[Start Dataset entries]

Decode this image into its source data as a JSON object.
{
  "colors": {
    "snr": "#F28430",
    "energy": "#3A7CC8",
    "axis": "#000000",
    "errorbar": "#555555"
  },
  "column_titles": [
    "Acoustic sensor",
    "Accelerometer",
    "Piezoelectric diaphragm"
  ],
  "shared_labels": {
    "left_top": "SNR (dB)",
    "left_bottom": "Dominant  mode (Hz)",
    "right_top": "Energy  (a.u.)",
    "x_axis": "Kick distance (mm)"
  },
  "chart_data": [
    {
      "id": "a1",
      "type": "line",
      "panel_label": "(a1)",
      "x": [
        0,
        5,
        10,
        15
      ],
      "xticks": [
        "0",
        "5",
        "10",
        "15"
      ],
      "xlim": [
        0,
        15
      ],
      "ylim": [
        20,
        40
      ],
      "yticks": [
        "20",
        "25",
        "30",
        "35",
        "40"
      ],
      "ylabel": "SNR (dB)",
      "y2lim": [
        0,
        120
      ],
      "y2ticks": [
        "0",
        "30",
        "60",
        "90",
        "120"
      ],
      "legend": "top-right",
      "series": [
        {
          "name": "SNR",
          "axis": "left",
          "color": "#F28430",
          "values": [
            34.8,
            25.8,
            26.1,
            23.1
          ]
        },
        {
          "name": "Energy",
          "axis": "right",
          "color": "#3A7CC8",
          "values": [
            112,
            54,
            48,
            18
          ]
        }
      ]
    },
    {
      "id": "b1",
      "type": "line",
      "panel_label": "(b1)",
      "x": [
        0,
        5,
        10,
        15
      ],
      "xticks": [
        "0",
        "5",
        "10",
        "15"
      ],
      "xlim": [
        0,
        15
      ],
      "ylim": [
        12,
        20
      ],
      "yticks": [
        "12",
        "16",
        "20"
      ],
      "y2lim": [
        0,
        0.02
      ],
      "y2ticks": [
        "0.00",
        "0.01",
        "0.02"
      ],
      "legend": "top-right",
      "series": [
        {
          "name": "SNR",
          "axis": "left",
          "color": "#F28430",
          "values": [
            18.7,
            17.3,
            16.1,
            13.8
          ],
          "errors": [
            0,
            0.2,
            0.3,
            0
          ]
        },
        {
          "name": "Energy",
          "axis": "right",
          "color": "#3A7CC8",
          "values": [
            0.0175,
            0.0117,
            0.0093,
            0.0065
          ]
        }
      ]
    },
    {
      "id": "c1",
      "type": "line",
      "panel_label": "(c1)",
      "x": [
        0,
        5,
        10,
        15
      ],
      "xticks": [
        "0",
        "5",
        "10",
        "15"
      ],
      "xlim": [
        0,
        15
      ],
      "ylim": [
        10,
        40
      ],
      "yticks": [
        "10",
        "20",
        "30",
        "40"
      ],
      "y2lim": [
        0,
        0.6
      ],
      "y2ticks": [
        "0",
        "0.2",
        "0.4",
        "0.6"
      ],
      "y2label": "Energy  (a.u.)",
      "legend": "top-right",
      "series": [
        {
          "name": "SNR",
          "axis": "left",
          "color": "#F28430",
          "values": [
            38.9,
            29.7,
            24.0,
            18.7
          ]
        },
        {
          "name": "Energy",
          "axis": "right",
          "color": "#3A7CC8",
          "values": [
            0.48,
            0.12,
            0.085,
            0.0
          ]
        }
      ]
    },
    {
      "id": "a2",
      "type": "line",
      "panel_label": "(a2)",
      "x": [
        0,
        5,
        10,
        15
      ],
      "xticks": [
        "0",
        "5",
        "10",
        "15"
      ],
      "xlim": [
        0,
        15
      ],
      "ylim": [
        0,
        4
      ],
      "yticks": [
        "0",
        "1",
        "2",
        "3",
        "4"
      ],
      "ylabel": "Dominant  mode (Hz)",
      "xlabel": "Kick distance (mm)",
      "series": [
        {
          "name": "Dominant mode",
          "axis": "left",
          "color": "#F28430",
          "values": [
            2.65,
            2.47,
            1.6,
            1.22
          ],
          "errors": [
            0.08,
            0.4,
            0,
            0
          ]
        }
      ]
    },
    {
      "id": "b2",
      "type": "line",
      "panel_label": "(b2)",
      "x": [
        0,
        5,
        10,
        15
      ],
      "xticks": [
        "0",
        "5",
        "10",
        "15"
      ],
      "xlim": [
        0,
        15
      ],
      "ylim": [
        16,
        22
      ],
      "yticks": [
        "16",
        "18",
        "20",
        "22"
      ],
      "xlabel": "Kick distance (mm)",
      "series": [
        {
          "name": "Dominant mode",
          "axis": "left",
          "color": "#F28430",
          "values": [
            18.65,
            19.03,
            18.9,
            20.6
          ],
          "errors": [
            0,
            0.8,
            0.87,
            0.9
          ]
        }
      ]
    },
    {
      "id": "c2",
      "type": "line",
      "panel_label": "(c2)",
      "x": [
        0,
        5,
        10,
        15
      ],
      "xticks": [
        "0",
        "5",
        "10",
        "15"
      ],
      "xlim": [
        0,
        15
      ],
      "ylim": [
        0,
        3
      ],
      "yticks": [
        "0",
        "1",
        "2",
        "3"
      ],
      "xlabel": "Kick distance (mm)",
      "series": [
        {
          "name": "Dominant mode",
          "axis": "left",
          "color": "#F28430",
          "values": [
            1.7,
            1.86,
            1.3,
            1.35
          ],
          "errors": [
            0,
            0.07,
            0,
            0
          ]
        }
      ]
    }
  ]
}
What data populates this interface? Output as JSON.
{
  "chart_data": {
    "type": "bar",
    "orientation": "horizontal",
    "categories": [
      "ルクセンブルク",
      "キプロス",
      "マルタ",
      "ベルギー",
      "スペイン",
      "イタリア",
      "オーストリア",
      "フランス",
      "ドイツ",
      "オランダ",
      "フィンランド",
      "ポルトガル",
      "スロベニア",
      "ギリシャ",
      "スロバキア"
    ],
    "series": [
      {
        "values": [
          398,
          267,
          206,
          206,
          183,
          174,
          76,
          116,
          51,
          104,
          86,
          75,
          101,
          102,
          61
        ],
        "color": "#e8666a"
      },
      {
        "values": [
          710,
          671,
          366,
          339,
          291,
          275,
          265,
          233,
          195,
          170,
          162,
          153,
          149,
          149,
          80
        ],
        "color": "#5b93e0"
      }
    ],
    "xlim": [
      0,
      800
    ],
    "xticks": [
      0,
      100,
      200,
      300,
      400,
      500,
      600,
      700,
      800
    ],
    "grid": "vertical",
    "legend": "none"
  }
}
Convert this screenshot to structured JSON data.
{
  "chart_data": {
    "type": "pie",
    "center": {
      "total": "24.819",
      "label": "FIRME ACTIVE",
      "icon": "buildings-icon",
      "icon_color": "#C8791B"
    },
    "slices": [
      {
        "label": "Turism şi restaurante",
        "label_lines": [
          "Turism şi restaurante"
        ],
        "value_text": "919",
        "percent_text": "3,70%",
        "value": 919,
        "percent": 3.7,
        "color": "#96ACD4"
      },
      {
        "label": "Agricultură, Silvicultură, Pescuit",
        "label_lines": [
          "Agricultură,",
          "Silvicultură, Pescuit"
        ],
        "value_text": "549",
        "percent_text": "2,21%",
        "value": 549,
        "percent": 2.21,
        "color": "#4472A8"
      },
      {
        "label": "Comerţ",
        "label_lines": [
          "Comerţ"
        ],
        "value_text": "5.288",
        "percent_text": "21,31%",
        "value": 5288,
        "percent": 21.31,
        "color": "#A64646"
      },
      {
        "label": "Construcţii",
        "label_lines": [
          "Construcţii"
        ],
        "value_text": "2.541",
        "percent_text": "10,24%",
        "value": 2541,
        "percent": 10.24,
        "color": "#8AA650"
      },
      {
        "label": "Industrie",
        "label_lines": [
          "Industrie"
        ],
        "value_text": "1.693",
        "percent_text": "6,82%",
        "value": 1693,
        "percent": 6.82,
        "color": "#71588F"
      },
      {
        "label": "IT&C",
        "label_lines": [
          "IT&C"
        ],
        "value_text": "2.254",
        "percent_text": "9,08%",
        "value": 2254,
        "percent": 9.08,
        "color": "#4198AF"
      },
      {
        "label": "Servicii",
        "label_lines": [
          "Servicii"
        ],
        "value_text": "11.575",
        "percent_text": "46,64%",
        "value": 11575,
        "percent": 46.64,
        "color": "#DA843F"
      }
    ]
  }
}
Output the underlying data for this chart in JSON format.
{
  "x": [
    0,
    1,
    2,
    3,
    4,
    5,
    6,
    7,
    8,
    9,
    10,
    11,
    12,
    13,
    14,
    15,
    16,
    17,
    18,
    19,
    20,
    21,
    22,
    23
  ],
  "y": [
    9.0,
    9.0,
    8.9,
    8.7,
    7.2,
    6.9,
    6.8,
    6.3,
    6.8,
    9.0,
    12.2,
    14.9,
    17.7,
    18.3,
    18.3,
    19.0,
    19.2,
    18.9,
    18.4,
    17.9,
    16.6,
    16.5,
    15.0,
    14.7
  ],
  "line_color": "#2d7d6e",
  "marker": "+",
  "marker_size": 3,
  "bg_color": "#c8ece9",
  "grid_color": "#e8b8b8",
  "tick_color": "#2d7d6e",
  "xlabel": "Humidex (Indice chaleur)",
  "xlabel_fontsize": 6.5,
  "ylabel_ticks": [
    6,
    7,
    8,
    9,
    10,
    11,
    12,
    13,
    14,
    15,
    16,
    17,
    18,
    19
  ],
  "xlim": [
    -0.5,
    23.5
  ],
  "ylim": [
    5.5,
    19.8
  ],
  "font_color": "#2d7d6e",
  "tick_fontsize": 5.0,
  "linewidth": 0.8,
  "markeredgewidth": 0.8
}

[End Dataset entries]

Scan the data above and copy every line with "Agricultură" in it.

        "label": "Agricultură, Silvicultură, Pescuit",
          "Agricultură,",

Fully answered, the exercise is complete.